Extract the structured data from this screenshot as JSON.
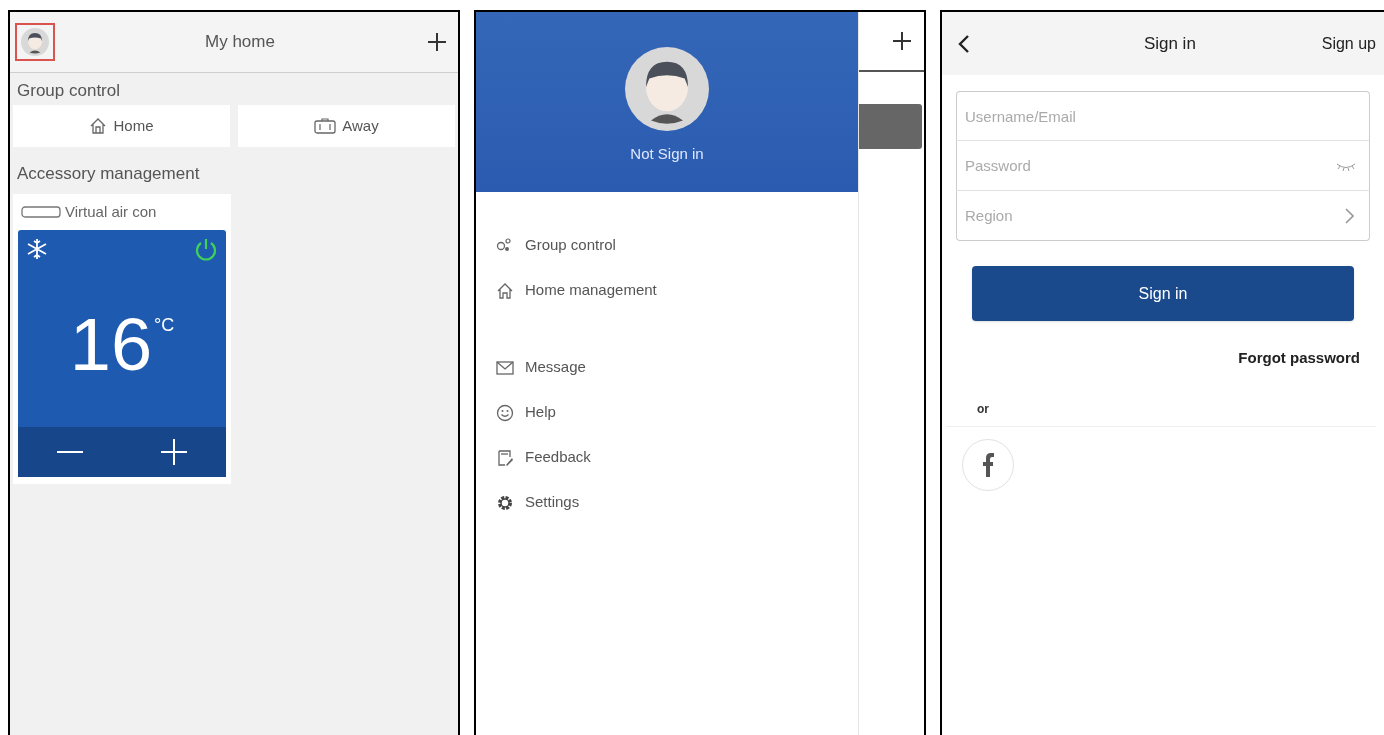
{
  "home_screen": {
    "title": "My home",
    "avatar_highlighted": true,
    "group_control": {
      "heading": "Group control",
      "buttons": [
        {
          "label": "Home",
          "kind": "home"
        },
        {
          "label": "Away",
          "kind": "away"
        }
      ]
    },
    "accessories": {
      "heading": "Accessory management",
      "device": {
        "name": "Virtual air con",
        "temperature": "16",
        "unit": "°C",
        "power_on": true
      }
    }
  },
  "drawer": {
    "status": "Not Sign in",
    "groups": [
      {
        "items": [
          {
            "label": "Group control",
            "kind": "group"
          },
          {
            "label": "Home management",
            "kind": "home"
          }
        ]
      },
      {
        "items": [
          {
            "label": "Message",
            "kind": "message"
          },
          {
            "label": "Help",
            "kind": "help"
          },
          {
            "label": "Feedback",
            "kind": "feedback"
          },
          {
            "label": "Settings",
            "kind": "settings"
          }
        ]
      }
    ]
  },
  "sign_in": {
    "title": "Sign in",
    "action": "Sign up",
    "fields": [
      {
        "placeholder": "Username/Email",
        "kind": "text"
      },
      {
        "placeholder": "Password",
        "kind": "password"
      },
      {
        "placeholder": "Region",
        "kind": "select"
      }
    ],
    "button": "Sign in",
    "forgot": "Forgot password",
    "separator": "or"
  }
}
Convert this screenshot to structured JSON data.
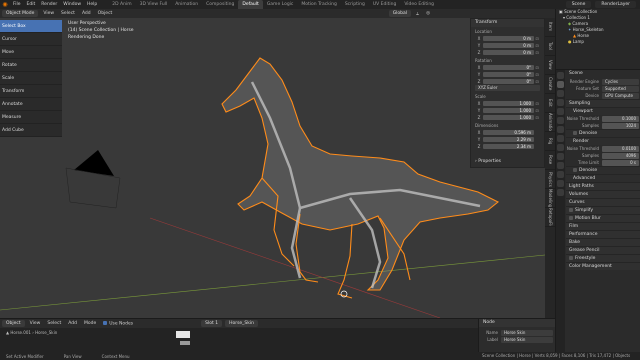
{
  "topbar": {
    "menus": [
      "File",
      "Edit",
      "Render",
      "Window",
      "Help"
    ],
    "workspaces": [
      "2D Anim",
      "3D View Full",
      "Animation",
      "Compositing",
      "Default",
      "Game Logic",
      "Motion Tracking",
      "Scripting",
      "UV Editing",
      "Video Editing"
    ],
    "scene": "Scene",
    "view_layer": "RenderLayer"
  },
  "viewport_header": {
    "mode": "Object Mode",
    "menus": [
      "View",
      "Select",
      "Add",
      "Object"
    ],
    "orientation": "Global"
  },
  "viewport": {
    "info_lines": [
      "User Perspective",
      "(14) Scene Collection | Horse",
      "Rendering Done"
    ],
    "left_list": [
      "Select Box",
      "Cursor",
      "Move",
      "Rotate",
      "Scale",
      "Transform",
      "Annotate",
      "Measure",
      "Add Cube"
    ]
  },
  "npanel": {
    "title": "Transform",
    "location_label": "Location",
    "location": [
      {
        "axis": "X",
        "value": "0 m"
      },
      {
        "axis": "Y",
        "value": "0 m"
      },
      {
        "axis": "Z",
        "value": "0 m"
      }
    ],
    "rotation_label": "Rotation",
    "rotation": [
      {
        "axis": "X",
        "value": "0°"
      },
      {
        "axis": "Y",
        "value": "0°"
      },
      {
        "axis": "Z",
        "value": "0°"
      }
    ],
    "rotation_mode": "XYZ Euler",
    "scale_label": "Scale",
    "scale": [
      {
        "axis": "X",
        "value": "1.000"
      },
      {
        "axis": "Y",
        "value": "1.000"
      },
      {
        "axis": "Z",
        "value": "1.000"
      }
    ],
    "dimensions_label": "Dimensions",
    "dimensions": [
      {
        "axis": "X",
        "value": "0.596 m"
      },
      {
        "axis": "Y",
        "value": "2.29 m"
      },
      {
        "axis": "Z",
        "value": "2.34 m"
      }
    ],
    "properties_label": "Properties"
  },
  "side_tabs": [
    "Item",
    "Tool",
    "View",
    "Create",
    "Edit",
    "Animation",
    "Rig",
    "Pose",
    "Physics",
    "Modeling",
    "RetopoFlow"
  ],
  "outliner": {
    "rows": [
      "Scene Collection",
      "Collection 1",
      "Camera",
      "Horse_Skeleton",
      "Horse",
      "Lamp"
    ]
  },
  "properties": {
    "scene": "Scene",
    "render_engine_key": "Render Engine",
    "render_engine": "Cycles",
    "feature_set_key": "Feature Set",
    "feature_set": "Supported",
    "device_key": "Device",
    "device": "GPU Compute",
    "sampling": "Sampling",
    "viewport": "Viewport",
    "noise_threshold_key": "Noise Threshold",
    "noise_threshold": "0.1000",
    "viewport_samples_key": "Samples",
    "viewport_samples": "1024",
    "denoise": "Denoise",
    "render": "Render",
    "render_noise_threshold": "0.0100",
    "render_samples": "4096",
    "time_limit_key": "Time Limit",
    "time_limit": "0 s",
    "advanced": "Advanced",
    "sections": [
      "Light Paths",
      "Volumes",
      "Curves"
    ],
    "simplify": "Simplify",
    "motion_blur": "Motion Blur",
    "more_sections": [
      "Film",
      "Performance",
      "Bake"
    ],
    "grease_pencil": "Grease Pencil",
    "freestyle": "Freestyle",
    "color_management": "Color Management"
  },
  "timeline": {
    "mode": "Object",
    "menus": [
      "View",
      "Select",
      "Add",
      "Mode"
    ],
    "slot": "Slot 1",
    "action": "Horse_Skin",
    "use_nodes": "Use Nodes",
    "breadcrumb": [
      "Horse.001",
      "Horse_Skin"
    ]
  },
  "node_panel": {
    "title": "Node",
    "name_key": "Name",
    "name": "Horse Skin",
    "label_key": "Label",
    "label": "Horse Skin"
  },
  "statusbar": {
    "hints": [
      "Set Active Modifier",
      "Pan View",
      "Context Menu"
    ],
    "right": "Scene Collection | Horse | Verts 8,059 | Faces 8,106 | Tris 17,472 | Objects"
  }
}
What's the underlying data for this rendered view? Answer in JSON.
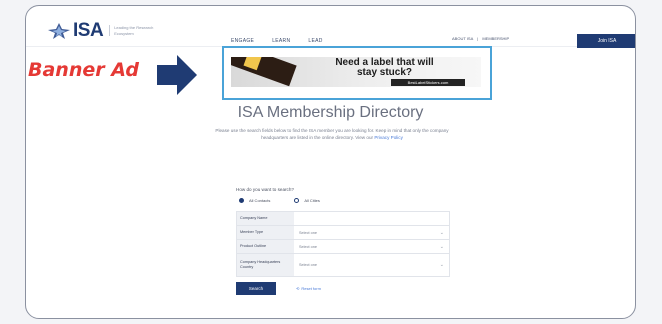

------

◆ **Exercise**:
Every line of the material is to be quoted exactly, with no pictures carried over.

◆ **Reply to the exercise**:
Extract the structured data from this screenshot as JSON.
{
  "home_screen": {
    "title": "My home",
    "avatar_highlighted": true,
    "group_control": {
      "heading": "Group control",
      "buttons": [
        {
          "label": "Home",
          "kind": "home"
        },
        {
          "label": "Away",
          "kind": "away"
        }
      ]
    },
    "accessories": {
      "heading": "Accessory management",
      "device": {
        "name": "Virtual air con",
        "temperature": "16",
        "unit": "°C",
        "power_on": true
      }
    }
  },
  "drawer": {
    "status": "Not Sign in",
    "groups": [
      {
        "items": [
          {
            "label": "Group control",
            "kind": "group"
          },
          {
            "label": "Home management",
            "kind": "home"
          }
        ]
      },
      {
        "items": [
          {
            "label": "Message",
            "kind": "message"
          },
          {
            "label": "Help",
            "kind": "help"
          },
          {
            "label": "Feedback",
            "kind": "feedback"
          },
          {
            "label": "Settings",
            "kind": "settings"
          }
        ]
      }
    ]
  },
  "sign_in": {
    "title": "Sign in",
    "action": "Sign up",
    "fields": [
      {
        "placeholder": "Username/Email",
        "kind": "text"
      },
      {
        "placeholder": "Password",
        "kind": "password"
      },
      {
        "placeholder": "Region",
        "kind": "select"
      }
    ],
    "button": "Sign in",
    "forgot": "Forgot password",
    "separator": "or"
  }
}
Convert this screenshot to structured JSON data.
{
  "topbar": {
    "menus": [
      "File",
      "Edit",
      "Render",
      "Window",
      "Help"
    ],
    "workspaces": [
      "2D Anim",
      "3D View Full",
      "Animation",
      "Compositing",
      "Default",
      "Game Logic",
      "Motion Tracking",
      "Scripting",
      "UV Editing",
      "Video Editing"
    ],
    "scene": "Scene",
    "view_layer": "RenderLayer"
  },
  "viewport_header": {
    "mode": "Object Mode",
    "menus": [
      "View",
      "Select",
      "Add",
      "Object"
    ],
    "orientation": "Global"
  },
  "viewport": {
    "info_lines": [
      "User Perspective",
      "(14) Scene Collection | Horse",
      "Rendering Done"
    ],
    "left_list": [
      "Select Box",
      "Cursor",
      "Move",
      "Rotate",
      "Scale",
      "Transform",
      "Annotate",
      "Measure",
      "Add Cube"
    ]
  },
  "npanel": {
    "title": "Transform",
    "location_label": "Location",
    "location": [
      {
        "axis": "X",
        "value": "0 m"
      },
      {
        "axis": "Y",
        "value": "0 m"
      },
      {
        "axis": "Z",
        "value": "0 m"
      }
    ],
    "rotation_label": "Rotation",
    "rotation": [
      {
        "axis": "X",
        "value": "0°"
      },
      {
        "axis": "Y",
        "value": "0°"
      },
      {
        "axis": "Z",
        "value": "0°"
      }
    ],
    "rotation_mode": "XYZ Euler",
    "scale_label": "Scale",
    "scale": [
      {
        "axis": "X",
        "value": "1.000"
      },
      {
        "axis": "Y",
        "value": "1.000"
      },
      {
        "axis": "Z",
        "value": "1.000"
      }
    ],
    "dimensions_label": "Dimensions",
    "dimensions": [
      {
        "axis": "X",
        "value": "0.596 m"
      },
      {
        "axis": "Y",
        "value": "2.29 m"
      },
      {
        "axis": "Z",
        "value": "2.34 m"
      }
    ],
    "properties_label": "Properties"
  },
  "side_tabs": [
    "Item",
    "Tool",
    "View",
    "Create",
    "Edit",
    "Animation",
    "Rig",
    "Pose",
    "Physics",
    "Modeling",
    "RetopoFlow"
  ],
  "outliner": {
    "rows": [
      "Scene Collection",
      "Collection 1",
      "Camera",
      "Horse_Skeleton",
      "Horse",
      "Lamp"
    ]
  },
  "properties": {
    "scene": "Scene",
    "render_engine_key": "Render Engine",
    "render_engine": "Cycles",
    "feature_set_key": "Feature Set",
    "feature_set": "Supported",
    "device_key": "Device",
    "device": "GPU Compute",
    "sampling": "Sampling",
    "viewport": "Viewport",
    "noise_threshold_key": "Noise Threshold",
    "noise_threshold": "0.1000",
    "viewport_samples_key": "Samples",
    "viewport_samples": "1024",
    "denoise": "Denoise",
    "render": "Render",
    "render_noise_threshold": "0.0100",
    "render_samples": "4096",
    "time_limit_key": "Time Limit",
    "time_limit": "0 s",
    "advanced": "Advanced",
    "sections": [
      "Light Paths",
      "Volumes",
      "Curves"
    ],
    "simplify": "Simplify",
    "motion_blur": "Motion Blur",
    "more_sections": [
      "Film",
      "Performance",
      "Bake"
    ],
    "grease_pencil": "Grease Pencil",
    "freestyle": "Freestyle",
    "color_management": "Color Management"
  },
  "timeline": {
    "mode": "Object",
    "menus": [
      "View",
      "Select",
      "Add",
      "Mode"
    ],
    "slot": "Slot 1",
    "action": "Horse_Skin",
    "use_nodes": "Use Nodes",
    "breadcrumb": [
      "Horse.001",
      "Horse_Skin"
    ]
  },
  "node_panel": {
    "title": "Node",
    "name_key": "Name",
    "name": "Horse Skin",
    "label_key": "Label",
    "label": "Horse Skin"
  },
  "statusbar": {
    "hints": [
      "Set Active Modifier",
      "Pan View",
      "Context Menu"
    ],
    "right": "Scene Collection | Horse | Verts 8,059 | Faces 8,106 | Tris 17,472 | Objects"
  }
}
What's the underlying data for this rendered view? Answer in JSON.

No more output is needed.